╔══

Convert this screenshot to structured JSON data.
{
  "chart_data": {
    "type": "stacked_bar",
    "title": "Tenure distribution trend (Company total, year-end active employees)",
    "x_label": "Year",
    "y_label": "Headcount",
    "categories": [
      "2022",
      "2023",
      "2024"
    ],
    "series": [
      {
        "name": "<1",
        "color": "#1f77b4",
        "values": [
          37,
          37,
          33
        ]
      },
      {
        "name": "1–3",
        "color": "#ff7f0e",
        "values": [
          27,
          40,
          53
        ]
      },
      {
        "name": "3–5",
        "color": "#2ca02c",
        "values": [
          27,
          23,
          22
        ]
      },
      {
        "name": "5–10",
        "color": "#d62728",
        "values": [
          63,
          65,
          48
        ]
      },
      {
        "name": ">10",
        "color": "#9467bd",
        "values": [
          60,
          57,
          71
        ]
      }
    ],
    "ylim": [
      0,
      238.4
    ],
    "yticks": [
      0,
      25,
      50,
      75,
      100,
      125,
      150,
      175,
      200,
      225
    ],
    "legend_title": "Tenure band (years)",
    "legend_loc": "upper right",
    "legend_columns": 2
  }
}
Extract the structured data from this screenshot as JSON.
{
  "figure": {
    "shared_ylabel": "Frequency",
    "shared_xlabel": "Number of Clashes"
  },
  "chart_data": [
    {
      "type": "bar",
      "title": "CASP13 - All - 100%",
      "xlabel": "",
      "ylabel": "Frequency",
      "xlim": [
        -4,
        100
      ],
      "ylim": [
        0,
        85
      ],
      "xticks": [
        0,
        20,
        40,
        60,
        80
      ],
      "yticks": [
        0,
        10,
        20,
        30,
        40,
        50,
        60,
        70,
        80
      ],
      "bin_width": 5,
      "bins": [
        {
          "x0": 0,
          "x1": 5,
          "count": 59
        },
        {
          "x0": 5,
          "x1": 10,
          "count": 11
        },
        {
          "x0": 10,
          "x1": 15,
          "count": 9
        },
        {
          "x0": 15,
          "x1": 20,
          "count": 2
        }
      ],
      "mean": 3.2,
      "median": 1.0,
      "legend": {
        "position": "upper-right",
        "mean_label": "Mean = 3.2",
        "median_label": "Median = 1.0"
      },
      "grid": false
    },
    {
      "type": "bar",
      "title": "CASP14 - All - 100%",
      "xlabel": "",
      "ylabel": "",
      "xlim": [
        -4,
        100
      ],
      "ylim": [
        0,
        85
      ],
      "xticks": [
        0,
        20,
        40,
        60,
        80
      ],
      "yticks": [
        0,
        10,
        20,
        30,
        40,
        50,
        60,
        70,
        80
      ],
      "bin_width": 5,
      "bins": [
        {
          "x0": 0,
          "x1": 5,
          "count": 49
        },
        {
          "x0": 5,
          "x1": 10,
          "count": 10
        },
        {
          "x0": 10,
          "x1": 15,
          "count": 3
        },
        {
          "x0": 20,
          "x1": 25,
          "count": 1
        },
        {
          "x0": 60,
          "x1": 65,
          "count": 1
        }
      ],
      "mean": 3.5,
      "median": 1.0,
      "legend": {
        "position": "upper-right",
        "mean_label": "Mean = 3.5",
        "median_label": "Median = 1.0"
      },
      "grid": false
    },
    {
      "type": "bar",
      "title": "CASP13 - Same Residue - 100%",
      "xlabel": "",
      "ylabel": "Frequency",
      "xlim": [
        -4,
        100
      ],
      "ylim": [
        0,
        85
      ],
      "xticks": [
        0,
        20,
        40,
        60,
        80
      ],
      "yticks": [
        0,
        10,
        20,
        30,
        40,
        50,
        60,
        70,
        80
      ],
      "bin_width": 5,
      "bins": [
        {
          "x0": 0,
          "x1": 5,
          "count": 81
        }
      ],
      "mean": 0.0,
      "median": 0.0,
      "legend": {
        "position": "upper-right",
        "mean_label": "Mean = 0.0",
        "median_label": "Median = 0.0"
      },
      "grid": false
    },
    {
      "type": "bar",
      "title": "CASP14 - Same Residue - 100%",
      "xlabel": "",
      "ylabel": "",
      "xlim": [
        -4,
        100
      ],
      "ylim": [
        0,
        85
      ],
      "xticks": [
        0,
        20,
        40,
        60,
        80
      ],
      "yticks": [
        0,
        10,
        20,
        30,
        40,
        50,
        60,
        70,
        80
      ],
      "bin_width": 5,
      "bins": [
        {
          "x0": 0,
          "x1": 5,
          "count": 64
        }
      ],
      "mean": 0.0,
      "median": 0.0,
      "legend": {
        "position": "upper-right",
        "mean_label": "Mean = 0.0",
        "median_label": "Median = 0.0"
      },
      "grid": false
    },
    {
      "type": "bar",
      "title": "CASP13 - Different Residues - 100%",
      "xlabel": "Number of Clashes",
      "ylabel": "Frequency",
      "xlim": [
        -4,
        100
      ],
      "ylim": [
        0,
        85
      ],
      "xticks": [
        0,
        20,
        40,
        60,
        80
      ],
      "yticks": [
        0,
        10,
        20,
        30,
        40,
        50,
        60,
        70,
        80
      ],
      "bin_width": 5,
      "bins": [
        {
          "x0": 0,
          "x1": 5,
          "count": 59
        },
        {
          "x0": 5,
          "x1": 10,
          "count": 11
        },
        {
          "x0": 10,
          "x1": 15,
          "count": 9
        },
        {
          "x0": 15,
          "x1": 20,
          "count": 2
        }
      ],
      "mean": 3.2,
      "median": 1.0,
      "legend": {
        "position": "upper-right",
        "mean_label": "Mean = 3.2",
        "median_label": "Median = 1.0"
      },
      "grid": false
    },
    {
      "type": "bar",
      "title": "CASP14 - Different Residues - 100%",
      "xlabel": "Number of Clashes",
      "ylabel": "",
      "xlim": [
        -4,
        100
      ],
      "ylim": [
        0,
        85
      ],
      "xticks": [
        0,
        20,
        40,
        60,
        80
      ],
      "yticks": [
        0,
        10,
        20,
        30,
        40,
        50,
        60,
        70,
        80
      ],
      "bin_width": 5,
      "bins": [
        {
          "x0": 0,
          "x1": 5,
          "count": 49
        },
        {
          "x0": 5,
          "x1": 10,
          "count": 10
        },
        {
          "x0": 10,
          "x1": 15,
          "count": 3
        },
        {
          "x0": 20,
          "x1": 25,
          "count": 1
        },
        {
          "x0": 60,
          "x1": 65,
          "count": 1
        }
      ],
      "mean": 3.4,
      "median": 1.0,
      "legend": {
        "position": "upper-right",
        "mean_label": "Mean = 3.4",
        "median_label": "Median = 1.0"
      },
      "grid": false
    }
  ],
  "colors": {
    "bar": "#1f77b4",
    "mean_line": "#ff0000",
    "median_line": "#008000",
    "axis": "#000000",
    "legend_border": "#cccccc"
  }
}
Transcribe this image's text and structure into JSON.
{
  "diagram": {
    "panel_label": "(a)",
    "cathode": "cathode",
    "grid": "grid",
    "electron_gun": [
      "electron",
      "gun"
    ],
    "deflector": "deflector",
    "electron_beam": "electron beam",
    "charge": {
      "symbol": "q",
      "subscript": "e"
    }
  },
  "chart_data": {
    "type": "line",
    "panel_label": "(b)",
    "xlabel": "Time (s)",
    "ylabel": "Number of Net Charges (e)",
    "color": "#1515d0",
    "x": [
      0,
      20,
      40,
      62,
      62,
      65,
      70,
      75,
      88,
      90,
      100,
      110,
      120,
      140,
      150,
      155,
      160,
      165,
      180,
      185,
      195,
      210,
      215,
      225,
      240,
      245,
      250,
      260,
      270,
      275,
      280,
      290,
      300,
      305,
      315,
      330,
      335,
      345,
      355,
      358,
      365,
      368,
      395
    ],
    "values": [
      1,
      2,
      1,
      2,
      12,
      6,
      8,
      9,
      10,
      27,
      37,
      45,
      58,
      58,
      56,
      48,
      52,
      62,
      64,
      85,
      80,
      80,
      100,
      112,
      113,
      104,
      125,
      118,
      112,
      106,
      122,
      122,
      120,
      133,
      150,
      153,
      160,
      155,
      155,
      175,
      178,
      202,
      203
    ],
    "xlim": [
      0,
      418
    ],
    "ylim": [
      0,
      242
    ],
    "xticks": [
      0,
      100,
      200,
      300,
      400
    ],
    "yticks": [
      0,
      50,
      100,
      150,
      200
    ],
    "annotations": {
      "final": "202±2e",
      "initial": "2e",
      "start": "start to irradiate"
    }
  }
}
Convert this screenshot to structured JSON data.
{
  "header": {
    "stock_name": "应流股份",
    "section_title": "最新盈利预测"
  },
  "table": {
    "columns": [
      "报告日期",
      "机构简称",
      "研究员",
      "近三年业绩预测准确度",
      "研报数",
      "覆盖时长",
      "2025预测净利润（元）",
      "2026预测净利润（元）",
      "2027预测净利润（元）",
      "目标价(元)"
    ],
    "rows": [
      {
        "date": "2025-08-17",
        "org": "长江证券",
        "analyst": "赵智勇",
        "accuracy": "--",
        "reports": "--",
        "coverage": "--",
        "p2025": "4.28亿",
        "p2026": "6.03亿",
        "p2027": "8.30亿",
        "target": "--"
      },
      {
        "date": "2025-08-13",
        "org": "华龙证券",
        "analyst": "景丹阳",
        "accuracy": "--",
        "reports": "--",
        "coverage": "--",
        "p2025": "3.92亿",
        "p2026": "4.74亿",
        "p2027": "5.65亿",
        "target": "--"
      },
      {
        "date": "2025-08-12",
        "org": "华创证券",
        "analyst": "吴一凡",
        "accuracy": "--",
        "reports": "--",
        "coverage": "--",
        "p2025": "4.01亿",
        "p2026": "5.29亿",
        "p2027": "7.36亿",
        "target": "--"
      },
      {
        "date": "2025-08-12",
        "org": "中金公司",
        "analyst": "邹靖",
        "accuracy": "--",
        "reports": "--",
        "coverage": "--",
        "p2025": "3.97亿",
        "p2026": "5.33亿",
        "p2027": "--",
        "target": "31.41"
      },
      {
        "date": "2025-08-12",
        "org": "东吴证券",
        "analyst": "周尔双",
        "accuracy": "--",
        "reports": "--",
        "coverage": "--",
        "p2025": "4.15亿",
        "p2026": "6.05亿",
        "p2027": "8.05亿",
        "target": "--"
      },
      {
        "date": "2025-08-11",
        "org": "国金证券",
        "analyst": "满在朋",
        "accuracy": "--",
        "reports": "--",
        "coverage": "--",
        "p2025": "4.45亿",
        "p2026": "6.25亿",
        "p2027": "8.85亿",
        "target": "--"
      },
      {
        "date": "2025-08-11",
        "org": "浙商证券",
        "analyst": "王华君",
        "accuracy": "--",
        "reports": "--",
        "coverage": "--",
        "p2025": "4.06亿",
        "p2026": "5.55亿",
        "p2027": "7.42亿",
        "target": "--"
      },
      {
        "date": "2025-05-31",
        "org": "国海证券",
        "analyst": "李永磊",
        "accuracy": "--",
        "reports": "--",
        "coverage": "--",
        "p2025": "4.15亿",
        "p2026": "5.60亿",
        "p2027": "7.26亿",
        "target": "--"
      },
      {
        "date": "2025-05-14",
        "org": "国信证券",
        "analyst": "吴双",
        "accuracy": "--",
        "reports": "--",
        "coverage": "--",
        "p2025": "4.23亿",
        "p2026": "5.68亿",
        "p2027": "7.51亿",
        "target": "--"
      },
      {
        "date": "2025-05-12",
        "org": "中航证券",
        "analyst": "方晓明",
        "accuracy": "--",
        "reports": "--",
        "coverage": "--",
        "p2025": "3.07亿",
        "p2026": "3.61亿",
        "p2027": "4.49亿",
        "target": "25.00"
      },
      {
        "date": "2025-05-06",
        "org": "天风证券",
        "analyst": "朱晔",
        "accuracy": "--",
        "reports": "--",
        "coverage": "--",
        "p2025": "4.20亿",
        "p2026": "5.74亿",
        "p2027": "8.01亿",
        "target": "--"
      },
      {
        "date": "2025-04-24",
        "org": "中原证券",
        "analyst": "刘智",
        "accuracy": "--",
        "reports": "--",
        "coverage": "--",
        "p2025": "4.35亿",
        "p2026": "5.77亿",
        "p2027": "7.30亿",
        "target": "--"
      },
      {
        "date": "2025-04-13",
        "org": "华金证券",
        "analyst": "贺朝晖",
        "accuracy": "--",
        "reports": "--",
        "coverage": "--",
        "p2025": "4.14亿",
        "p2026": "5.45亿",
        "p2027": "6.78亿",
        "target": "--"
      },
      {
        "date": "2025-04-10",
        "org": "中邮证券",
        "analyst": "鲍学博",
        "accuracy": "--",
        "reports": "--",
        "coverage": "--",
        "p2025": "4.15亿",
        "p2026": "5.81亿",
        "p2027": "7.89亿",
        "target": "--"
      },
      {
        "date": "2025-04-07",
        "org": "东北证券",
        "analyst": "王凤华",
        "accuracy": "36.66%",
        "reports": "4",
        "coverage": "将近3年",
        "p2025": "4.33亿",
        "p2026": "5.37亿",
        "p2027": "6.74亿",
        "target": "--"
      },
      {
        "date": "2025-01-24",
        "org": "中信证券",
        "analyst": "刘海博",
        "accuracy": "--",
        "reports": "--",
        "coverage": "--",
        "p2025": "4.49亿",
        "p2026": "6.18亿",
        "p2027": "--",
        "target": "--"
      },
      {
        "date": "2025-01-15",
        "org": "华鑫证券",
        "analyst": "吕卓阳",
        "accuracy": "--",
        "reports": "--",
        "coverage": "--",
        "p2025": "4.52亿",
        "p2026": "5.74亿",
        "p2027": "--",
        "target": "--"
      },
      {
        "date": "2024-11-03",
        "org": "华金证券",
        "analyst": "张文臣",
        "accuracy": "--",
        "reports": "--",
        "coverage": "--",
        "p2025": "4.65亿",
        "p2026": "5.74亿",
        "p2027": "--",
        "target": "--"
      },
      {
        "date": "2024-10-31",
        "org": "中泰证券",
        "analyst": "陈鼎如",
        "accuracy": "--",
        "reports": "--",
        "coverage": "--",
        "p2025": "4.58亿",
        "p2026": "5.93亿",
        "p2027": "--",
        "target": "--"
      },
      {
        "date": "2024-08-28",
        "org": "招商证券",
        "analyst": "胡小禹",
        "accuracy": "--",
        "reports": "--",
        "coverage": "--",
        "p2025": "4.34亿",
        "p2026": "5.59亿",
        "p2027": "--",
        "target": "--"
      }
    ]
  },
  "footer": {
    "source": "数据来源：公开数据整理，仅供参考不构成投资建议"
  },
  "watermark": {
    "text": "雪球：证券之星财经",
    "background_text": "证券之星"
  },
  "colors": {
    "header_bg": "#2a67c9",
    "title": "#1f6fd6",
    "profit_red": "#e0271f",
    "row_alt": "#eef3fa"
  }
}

╚══

- [THE TASK] Go through the data above and find the lines with the word "Different". Copy each of those lines.

- [RESULT OF THE TASK]
      "title": "CASP13 - Different Residues - 100%",
      "title": "CASP14 - Different Residues - 100%",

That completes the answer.